[Saved data entries]

:::

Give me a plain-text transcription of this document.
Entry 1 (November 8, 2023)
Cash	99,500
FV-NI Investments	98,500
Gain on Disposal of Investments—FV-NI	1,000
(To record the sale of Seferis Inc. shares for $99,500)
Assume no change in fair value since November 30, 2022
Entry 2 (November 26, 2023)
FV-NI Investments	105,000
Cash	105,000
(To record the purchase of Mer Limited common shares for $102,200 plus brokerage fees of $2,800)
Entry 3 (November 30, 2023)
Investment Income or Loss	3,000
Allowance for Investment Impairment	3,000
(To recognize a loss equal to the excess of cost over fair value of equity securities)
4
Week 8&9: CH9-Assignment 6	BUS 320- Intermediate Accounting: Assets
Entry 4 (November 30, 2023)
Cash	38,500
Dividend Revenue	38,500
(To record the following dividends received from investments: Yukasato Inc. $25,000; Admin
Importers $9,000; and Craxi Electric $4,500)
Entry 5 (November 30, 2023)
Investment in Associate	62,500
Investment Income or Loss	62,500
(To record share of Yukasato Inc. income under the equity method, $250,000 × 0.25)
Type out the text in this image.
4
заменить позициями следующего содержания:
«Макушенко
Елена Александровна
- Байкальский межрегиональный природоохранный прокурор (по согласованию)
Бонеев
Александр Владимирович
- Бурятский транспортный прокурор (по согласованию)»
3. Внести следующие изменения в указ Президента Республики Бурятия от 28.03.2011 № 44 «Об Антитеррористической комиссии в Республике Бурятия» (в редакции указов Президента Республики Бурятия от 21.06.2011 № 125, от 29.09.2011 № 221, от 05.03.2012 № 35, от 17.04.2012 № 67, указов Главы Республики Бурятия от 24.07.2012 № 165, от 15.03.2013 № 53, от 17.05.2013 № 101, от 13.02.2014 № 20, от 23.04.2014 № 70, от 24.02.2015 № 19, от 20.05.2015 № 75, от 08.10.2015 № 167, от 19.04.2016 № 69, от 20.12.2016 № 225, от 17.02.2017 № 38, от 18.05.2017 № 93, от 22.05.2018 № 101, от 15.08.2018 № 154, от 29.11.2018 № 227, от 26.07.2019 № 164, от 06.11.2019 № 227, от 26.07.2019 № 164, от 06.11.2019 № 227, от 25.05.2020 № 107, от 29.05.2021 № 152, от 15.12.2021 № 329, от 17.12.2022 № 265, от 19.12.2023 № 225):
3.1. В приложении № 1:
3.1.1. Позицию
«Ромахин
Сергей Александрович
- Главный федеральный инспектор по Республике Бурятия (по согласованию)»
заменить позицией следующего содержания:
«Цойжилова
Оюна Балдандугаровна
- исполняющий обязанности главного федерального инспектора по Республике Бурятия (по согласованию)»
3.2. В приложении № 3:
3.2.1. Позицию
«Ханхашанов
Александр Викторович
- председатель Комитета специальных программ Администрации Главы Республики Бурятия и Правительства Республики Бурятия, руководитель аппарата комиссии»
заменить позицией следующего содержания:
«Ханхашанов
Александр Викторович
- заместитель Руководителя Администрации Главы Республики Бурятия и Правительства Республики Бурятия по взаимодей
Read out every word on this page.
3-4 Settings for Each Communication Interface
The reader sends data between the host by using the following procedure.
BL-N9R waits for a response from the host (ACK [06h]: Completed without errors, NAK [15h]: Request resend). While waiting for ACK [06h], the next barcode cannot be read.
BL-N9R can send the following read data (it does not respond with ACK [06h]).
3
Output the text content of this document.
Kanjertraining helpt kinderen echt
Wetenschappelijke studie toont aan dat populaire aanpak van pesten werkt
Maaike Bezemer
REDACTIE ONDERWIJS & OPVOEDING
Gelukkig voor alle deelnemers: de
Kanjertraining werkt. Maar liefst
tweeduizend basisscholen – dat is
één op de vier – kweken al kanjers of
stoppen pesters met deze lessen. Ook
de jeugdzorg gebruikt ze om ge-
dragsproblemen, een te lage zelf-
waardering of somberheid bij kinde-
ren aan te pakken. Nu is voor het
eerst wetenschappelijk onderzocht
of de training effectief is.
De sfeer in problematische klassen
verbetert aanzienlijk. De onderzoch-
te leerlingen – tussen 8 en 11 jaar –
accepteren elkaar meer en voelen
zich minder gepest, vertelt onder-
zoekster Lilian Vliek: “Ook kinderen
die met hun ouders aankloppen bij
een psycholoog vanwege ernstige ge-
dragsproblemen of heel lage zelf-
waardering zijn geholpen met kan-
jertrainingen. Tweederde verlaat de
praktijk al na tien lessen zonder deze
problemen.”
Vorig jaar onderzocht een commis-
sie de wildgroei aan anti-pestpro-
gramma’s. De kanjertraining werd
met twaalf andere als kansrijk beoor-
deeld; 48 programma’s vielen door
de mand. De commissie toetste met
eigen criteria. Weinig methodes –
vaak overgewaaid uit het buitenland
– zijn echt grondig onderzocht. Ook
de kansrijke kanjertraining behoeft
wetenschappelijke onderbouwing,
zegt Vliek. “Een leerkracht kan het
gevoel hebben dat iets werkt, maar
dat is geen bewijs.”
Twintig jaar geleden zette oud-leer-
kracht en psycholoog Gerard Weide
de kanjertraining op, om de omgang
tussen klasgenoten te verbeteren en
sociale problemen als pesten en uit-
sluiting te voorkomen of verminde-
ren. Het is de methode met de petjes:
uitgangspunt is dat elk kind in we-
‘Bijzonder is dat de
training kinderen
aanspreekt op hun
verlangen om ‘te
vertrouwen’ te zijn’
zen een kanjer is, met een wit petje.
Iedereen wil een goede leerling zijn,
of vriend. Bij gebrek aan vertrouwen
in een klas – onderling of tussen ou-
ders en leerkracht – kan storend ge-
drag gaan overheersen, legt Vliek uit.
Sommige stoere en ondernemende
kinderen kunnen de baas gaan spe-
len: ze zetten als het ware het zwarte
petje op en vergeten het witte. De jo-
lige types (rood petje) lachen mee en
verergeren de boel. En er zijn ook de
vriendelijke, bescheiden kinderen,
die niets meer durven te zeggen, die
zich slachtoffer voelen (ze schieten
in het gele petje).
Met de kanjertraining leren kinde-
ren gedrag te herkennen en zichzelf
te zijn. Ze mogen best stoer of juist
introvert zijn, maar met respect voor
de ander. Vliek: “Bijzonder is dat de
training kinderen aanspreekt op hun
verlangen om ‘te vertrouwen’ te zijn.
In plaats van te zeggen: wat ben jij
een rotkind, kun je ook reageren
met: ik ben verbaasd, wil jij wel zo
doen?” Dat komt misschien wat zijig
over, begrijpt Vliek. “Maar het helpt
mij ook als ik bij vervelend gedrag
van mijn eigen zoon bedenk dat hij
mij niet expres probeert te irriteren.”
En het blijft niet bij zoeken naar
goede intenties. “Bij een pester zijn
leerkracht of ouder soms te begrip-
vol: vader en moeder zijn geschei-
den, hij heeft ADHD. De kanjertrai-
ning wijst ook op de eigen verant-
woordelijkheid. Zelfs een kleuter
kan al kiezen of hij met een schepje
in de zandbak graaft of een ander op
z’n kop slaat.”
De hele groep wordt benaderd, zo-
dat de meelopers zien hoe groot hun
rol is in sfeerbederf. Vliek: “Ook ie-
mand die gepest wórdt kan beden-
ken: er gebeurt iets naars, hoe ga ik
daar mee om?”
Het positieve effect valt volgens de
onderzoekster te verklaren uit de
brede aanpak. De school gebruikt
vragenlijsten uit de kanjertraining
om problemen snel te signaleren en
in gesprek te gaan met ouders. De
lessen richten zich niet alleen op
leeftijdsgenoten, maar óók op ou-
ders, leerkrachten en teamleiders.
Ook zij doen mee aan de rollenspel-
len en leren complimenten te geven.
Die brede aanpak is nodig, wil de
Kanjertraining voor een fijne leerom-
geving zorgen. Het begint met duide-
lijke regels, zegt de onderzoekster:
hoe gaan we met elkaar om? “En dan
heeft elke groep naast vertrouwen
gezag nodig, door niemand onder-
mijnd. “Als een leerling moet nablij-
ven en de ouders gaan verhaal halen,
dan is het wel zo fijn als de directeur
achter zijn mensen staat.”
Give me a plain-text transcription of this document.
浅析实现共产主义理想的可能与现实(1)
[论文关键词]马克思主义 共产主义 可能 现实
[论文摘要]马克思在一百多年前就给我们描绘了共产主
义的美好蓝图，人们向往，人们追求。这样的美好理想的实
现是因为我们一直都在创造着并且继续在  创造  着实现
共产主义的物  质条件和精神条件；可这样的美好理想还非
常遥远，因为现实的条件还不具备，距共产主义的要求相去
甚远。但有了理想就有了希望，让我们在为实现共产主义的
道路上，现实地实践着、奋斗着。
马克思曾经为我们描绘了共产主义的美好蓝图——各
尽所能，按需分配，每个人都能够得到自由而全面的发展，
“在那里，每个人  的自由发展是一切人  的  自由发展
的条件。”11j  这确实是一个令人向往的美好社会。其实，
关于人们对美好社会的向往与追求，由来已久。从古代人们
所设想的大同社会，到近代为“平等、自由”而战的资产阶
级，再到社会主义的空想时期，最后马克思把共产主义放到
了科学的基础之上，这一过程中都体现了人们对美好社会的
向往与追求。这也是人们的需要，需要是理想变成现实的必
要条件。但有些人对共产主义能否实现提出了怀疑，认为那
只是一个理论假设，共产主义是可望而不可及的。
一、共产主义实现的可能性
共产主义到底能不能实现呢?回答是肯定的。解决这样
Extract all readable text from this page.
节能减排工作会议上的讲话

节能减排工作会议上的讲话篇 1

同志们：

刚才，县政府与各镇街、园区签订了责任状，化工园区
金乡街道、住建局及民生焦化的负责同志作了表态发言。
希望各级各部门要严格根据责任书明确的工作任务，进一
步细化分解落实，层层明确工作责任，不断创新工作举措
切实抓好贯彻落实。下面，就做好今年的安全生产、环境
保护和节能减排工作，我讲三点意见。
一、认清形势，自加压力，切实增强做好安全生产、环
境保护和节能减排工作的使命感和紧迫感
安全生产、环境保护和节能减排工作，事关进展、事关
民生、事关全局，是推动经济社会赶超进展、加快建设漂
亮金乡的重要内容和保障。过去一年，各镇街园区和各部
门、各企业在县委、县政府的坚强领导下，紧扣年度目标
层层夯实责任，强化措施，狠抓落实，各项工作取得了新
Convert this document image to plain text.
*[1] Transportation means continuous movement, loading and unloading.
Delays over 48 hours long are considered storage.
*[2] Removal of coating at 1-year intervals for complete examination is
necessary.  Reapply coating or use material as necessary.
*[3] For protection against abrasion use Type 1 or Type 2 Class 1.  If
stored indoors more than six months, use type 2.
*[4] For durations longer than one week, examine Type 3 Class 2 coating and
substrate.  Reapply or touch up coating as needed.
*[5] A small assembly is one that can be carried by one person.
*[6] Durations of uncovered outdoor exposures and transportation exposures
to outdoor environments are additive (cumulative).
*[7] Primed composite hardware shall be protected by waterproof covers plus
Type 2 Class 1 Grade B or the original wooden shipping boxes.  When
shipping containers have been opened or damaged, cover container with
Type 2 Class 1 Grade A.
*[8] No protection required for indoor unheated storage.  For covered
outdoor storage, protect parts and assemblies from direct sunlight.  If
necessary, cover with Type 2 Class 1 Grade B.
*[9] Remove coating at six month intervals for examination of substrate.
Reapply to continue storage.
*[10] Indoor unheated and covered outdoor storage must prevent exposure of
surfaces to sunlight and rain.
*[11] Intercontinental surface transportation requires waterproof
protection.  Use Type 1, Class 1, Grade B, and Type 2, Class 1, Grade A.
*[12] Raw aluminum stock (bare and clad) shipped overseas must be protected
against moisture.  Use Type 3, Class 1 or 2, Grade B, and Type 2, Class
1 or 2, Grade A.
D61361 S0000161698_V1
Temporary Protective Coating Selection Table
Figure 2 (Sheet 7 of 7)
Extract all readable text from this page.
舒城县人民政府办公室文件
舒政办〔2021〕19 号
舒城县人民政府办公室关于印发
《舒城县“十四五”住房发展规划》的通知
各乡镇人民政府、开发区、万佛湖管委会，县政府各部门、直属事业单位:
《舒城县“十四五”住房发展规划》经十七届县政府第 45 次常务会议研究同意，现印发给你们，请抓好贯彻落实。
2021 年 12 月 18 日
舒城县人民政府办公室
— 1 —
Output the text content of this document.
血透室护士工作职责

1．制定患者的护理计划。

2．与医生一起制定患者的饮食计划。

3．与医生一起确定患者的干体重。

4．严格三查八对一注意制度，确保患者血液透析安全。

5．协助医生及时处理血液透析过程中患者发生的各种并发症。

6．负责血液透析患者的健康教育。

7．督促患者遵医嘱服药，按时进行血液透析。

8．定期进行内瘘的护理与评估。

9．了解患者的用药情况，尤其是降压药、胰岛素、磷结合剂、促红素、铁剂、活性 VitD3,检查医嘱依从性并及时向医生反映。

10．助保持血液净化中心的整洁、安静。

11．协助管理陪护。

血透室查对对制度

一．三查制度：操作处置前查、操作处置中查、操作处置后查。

:::

**Stated task:** Search the records for the string "Grade" and return every line in which it occurs.

**Answer below:**
Type 2 Class 1 Grade B or the original wooden shipping boxes.  When
Type 2 Class 1 Grade A.
necessary, cover with Type 2 Class 1 Grade B.
protection.  Use Type 1, Class 1, Grade B, and Type 2, Class 1, Grade A.
against moisture.  Use Type 3, Class 1 or 2, Grade B, and Type 2, Class
1 or 2, Grade A.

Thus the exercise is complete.